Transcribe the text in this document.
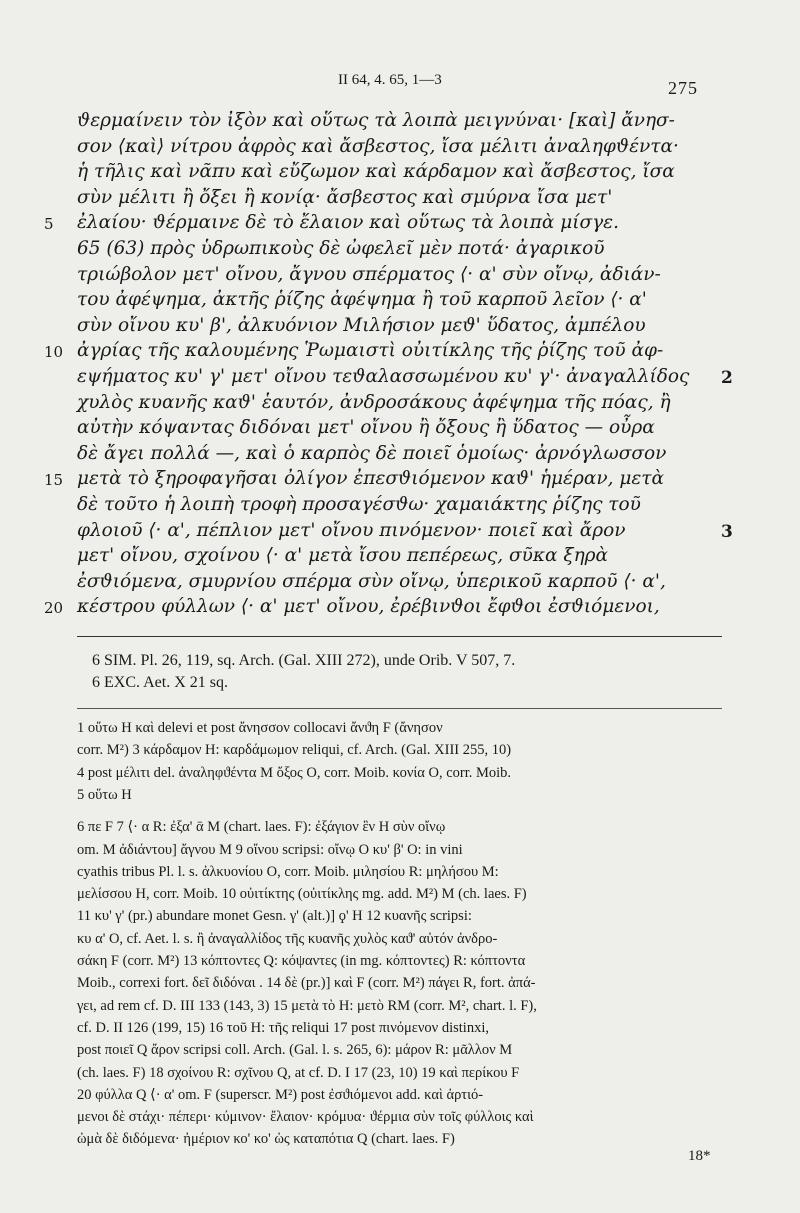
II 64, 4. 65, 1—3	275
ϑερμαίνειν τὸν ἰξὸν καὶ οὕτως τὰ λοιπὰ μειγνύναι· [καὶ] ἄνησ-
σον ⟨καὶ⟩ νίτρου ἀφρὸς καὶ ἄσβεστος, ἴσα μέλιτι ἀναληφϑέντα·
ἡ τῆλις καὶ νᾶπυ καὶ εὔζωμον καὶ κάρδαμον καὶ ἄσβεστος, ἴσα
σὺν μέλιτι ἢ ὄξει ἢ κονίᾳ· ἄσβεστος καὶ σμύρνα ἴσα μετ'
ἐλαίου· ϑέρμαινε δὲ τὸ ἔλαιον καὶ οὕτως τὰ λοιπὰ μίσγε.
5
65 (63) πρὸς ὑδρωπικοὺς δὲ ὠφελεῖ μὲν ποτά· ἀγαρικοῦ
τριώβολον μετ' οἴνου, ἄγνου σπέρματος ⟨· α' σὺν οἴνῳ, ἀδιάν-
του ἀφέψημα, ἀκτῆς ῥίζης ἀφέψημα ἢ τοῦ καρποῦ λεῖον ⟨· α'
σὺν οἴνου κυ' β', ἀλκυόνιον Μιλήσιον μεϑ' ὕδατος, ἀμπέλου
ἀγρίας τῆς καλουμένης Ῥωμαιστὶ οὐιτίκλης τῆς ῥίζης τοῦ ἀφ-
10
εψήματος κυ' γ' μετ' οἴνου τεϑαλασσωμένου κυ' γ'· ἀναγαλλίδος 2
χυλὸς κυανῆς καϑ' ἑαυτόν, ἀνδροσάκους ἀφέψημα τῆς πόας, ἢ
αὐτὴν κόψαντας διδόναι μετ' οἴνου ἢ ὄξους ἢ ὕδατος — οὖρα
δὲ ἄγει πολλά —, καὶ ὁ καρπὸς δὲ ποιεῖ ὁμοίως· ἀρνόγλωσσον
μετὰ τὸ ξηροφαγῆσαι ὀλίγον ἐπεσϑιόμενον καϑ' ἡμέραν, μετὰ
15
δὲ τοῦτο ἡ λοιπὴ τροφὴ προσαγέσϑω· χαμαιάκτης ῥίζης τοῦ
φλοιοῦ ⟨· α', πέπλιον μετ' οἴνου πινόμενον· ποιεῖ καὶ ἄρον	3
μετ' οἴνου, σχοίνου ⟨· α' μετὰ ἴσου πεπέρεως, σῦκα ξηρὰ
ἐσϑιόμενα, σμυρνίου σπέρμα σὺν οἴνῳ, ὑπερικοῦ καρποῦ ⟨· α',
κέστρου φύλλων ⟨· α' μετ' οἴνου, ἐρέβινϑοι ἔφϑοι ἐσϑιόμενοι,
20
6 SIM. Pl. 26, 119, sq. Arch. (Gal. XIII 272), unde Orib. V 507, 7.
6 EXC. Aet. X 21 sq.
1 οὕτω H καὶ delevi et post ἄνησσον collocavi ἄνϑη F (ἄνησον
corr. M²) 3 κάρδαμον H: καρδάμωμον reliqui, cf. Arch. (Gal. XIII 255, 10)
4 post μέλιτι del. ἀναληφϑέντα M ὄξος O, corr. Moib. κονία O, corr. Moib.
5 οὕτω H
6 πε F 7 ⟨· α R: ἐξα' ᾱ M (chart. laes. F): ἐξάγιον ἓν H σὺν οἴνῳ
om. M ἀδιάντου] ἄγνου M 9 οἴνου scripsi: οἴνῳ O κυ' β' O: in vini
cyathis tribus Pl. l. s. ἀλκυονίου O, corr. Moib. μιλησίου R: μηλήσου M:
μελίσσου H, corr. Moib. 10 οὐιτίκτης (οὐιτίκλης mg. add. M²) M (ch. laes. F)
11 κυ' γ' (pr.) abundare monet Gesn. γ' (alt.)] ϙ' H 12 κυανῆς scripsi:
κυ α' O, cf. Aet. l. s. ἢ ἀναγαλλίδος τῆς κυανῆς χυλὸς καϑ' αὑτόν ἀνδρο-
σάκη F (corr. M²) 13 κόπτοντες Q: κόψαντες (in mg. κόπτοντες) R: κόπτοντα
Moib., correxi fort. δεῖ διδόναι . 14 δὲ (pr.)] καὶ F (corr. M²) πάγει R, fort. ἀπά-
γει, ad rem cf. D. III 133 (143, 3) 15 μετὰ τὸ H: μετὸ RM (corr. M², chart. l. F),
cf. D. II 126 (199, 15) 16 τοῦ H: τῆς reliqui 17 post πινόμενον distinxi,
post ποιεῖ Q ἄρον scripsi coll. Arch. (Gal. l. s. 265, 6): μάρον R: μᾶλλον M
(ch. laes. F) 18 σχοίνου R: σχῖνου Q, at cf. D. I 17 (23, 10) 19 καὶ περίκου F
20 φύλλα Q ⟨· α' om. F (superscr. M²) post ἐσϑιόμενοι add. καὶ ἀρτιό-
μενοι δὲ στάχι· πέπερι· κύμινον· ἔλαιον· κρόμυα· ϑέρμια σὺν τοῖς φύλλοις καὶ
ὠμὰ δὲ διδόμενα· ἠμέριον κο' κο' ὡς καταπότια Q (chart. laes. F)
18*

**What is required:**
Give the entries again word for word, but skip the pictures.

**Answer to the task:**
Transcribe the text in this document.
II 64, 4. 65, 1—3	275
ϑερμαίνειν τὸν ἰξὸν καὶ οὕτως τὰ λοιπὰ μειγνύναι· [καὶ] ἄνησ-
σον ⟨καὶ⟩ νίτρου ἀφρὸς καὶ ἄσβεστος, ἴσα μέλιτι ἀναληφϑέντα·
ἡ τῆλις καὶ νᾶπυ καὶ εὔζωμον καὶ κάρδαμον καὶ ἄσβεστος, ἴσα
σὺν μέλιτι ἢ ὄξει ἢ κονίᾳ· ἄσβεστος καὶ σμύρνα ἴσα μετ'
ἐλαίου· ϑέρμαινε δὲ τὸ ἔλαιον καὶ οὕτως τὰ λοιπὰ μίσγε.
5
65 (63) πρὸς ὑδρωπικοὺς δὲ ὠφελεῖ μὲν ποτά· ἀγαρικοῦ
τριώβολον μετ' οἴνου, ἄγνου σπέρματος ⟨· α' σὺν οἴνῳ, ἀδιάν-
του ἀφέψημα, ἀκτῆς ῥίζης ἀφέψημα ἢ τοῦ καρποῦ λεῖον ⟨· α'
σὺν οἴνου κυ' β', ἀλκυόνιον Μιλήσιον μεϑ' ὕδατος, ἀμπέλου
ἀγρίας τῆς καλουμένης Ῥωμαιστὶ οὐιτίκλης τῆς ῥίζης τοῦ ἀφ-
10
εψήματος κυ' γ' μετ' οἴνου τεϑαλασσωμένου κυ' γ'· ἀναγαλλίδος 2
χυλὸς κυανῆς καϑ' ἑαυτόν, ἀνδροσάκους ἀφέψημα τῆς πόας, ἢ
αὐτὴν κόψαντας διδόναι μετ' οἴνου ἢ ὄξους ἢ ὕδατος — οὖρα
δὲ ἄγει πολλά —, καὶ ὁ καρπὸς δὲ ποιεῖ ὁμοίως· ἀρνόγλωσσον
μετὰ τὸ ξηροφαγῆσαι ὀλίγον ἐπεσϑιόμενον καϑ' ἡμέραν, μετὰ
15
δὲ τοῦτο ἡ λοιπὴ τροφὴ προσαγέσϑω· χαμαιάκτης ῥίζης τοῦ
φλοιοῦ ⟨· α', πέπλιον μετ' οἴνου πινόμενον· ποιεῖ καὶ ἄρον	3
μετ' οἴνου, σχοίνου ⟨· α' μετὰ ἴσου πεπέρεως, σῦκα ξηρὰ
ἐσϑιόμενα, σμυρνίου σπέρμα σὺν οἴνῳ, ὑπερικοῦ καρποῦ ⟨· α',
κέστρου φύλλων ⟨· α' μετ' οἴνου, ἐρέβινϑοι ἔφϑοι ἐσϑιόμενοι,
20
6 SIM. Pl. 26, 119, sq. Arch. (Gal. XIII 272), unde Orib. V 507, 7.
6 EXC. Aet. X 21 sq.
1 οὕτω H καὶ delevi et post ἄνησσον collocavi ἄνϑη F (ἄνησον
corr. M²) 3 κάρδαμον H: καρδάμωμον reliqui, cf. Arch. (Gal. XIII 255, 10)
4 post μέλιτι del. ἀναληφϑέντα M ὄξος O, corr. Moib. κονία O, corr. Moib.
5 οὕτω H
6 πε F 7 ⟨· α R: ἐξα' ᾱ M (chart. laes. F): ἐξάγιον ἓν H σὺν οἴνῳ
om. M ἀδιάντου] ἄγνου M 9 οἴνου scripsi: οἴνῳ O κυ' β' O: in vini
cyathis tribus Pl. l. s. ἀλκυονίου O, corr. Moib. μιλησίου R: μηλήσου M:
μελίσσου H, corr. Moib. 10 οὐιτίκτης (οὐιτίκλης mg. add. M²) M (ch. laes. F)
11 κυ' γ' (pr.) abundare monet Gesn. γ' (alt.)] ϙ' H 12 κυανῆς scripsi:
κυ α' O, cf. Aet. l. s. ἢ ἀναγαλλίδος τῆς κυανῆς χυλὸς καϑ' αὑτόν ἀνδρο-
σάκη F (corr. M²) 13 κόπτοντες Q: κόψαντες (in mg. κόπτοντες) R: κόπτοντα
Moib., correxi fort. δεῖ διδόναι . 14 δὲ (pr.)] καὶ F (corr. M²) πάγει R, fort. ἀπά-
γει, ad rem cf. D. III 133 (143, 3) 15 μετὰ τὸ H: μετὸ RM (corr. M², chart. l. F),
cf. D. II 126 (199, 15) 16 τοῦ H: τῆς reliqui 17 post πινόμενον distinxi,
post ποιεῖ Q ἄρον scripsi coll. Arch. (Gal. l. s. 265, 6): μάρον R: μᾶλλον M
(ch. laes. F) 18 σχοίνου R: σχῖνου Q, at cf. D. I 17 (23, 10) 19 καὶ περίκου F
20 φύλλα Q ⟨· α' om. F (superscr. M²) post ἐσϑιόμενοι add. καὶ ἀρτιό-
μενοι δὲ στάχι· πέπερι· κύμινον· ἔλαιον· κρόμυα· ϑέρμια σὺν τοῖς φύλλοις καὶ
ὠμὰ δὲ διδόμενα· ἠμέριον κο' κο' ὡς καταπότια Q (chart. laes. F)
18*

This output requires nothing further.